Each record below should be repeated precisely as written.

[Start of Record extracts]

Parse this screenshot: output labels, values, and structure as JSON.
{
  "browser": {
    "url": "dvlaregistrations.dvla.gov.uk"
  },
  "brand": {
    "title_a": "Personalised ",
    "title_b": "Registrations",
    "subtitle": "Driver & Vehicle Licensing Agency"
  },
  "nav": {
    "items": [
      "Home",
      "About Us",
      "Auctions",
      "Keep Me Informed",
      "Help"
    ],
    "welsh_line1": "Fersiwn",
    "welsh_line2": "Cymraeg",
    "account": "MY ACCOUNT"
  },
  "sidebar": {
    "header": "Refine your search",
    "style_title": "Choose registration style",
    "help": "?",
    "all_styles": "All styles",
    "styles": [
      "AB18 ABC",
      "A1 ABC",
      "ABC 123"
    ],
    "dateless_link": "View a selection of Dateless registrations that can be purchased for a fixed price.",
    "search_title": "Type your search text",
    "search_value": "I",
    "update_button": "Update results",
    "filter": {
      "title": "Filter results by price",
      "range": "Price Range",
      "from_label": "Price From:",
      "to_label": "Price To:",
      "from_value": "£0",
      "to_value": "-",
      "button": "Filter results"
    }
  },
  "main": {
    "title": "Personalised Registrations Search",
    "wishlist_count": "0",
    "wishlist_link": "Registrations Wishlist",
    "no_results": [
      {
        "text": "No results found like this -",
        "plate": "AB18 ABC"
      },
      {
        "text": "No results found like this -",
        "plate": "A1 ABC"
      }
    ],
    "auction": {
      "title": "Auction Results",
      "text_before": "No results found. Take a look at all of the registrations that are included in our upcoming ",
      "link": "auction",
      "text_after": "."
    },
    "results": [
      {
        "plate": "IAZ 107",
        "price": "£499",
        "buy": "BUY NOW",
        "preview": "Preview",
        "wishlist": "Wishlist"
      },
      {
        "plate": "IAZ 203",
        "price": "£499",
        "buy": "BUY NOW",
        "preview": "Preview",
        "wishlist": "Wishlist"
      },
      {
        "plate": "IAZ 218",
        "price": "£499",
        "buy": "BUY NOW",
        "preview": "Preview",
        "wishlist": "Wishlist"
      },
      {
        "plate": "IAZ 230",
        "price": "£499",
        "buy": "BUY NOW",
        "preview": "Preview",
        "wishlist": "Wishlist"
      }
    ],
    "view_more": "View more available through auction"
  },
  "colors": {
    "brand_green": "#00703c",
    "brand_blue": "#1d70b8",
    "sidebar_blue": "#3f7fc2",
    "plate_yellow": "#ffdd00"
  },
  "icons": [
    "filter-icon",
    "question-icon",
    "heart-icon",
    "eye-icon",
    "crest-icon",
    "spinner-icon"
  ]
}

[End of Record extracts]

Expected output
Parse this screenshot: output labels, values, and structure as JSON.
{
  "browser": {
    "url": "dvlaregistrations.dvla.gov.uk"
  },
  "brand": {
    "title_a": "Personalised ",
    "title_b": "Registrations",
    "subtitle": "Driver & Vehicle Licensing Agency"
  },
  "nav": {
    "items": [
      "Home",
      "About Us",
      "Auctions",
      "Keep Me Informed",
      "Help"
    ],
    "welsh_line1": "Fersiwn",
    "welsh_line2": "Cymraeg",
    "account": "MY ACCOUNT"
  },
  "sidebar": {
    "header": "Refine your search",
    "style_title": "Choose registration style",
    "help": "?",
    "all_styles": "All styles",
    "styles": [
      "AB18 ABC",
      "A1 ABC",
      "ABC 123"
    ],
    "dateless_link": "View a selection of Dateless registrations that can be purchased for a fixed price.",
    "search_title": "Type your search text",
    "search_value": "I",
    "update_button": "Update results",
    "filter": {
      "title": "Filter results by price",
      "range": "Price Range",
      "from_label": "Price From:",
      "to_label": "Price To:",
      "from_value": "£0",
      "to_value": "-",
      "button": "Filter results"
    }
  },
  "main": {
    "title": "Personalised Registrations Search",
    "wishlist_count": "0",
    "wishlist_link": "Registrations Wishlist",
    "no_results": [
      {
        "text": "No results found like this -",
        "plate": "AB18 ABC"
      },
      {
        "text": "No results found like this -",
        "plate": "A1 ABC"
      }
    ],
    "auction": {
      "title": "Auction Results",
      "text_before": "No results found. Take a look at all of the registrations that are included in our upcoming ",
      "link": "auction",
      "text_after": "."
    },
    "results": [
      {
        "plate": "IAZ 107",
        "price": "£499",
        "buy": "BUY NOW",
        "preview": "Preview",
        "wishlist": "Wishlist"
      },
      {
        "plate": "IAZ 203",
        "price": "£499",
        "buy": "BUY NOW",
        "preview": "Preview",
        "wishlist": "Wishlist"
      },
      {
        "plate": "IAZ 218",
        "price": "£499",
        "buy": "BUY NOW",
        "preview": "Preview",
        "wishlist": "Wishlist"
      },
      {
        "plate": "IAZ 230",
        "price": "£499",
        "buy": "BUY NOW",
        "preview": "Preview",
        "wishlist": "Wishlist"
      }
    ],
    "view_more": "View more available through auction"
  },
  "colors": {
    "brand_green": "#00703c",
    "brand_blue": "#1d70b8",
    "sidebar_blue": "#3f7fc2",
    "plate_yellow": "#ffdd00"
  },
  "icons": [
    "filter-icon",
    "question-icon",
    "heart-icon",
    "eye-icon",
    "crest-icon",
    "spinner-icon"
  ]
}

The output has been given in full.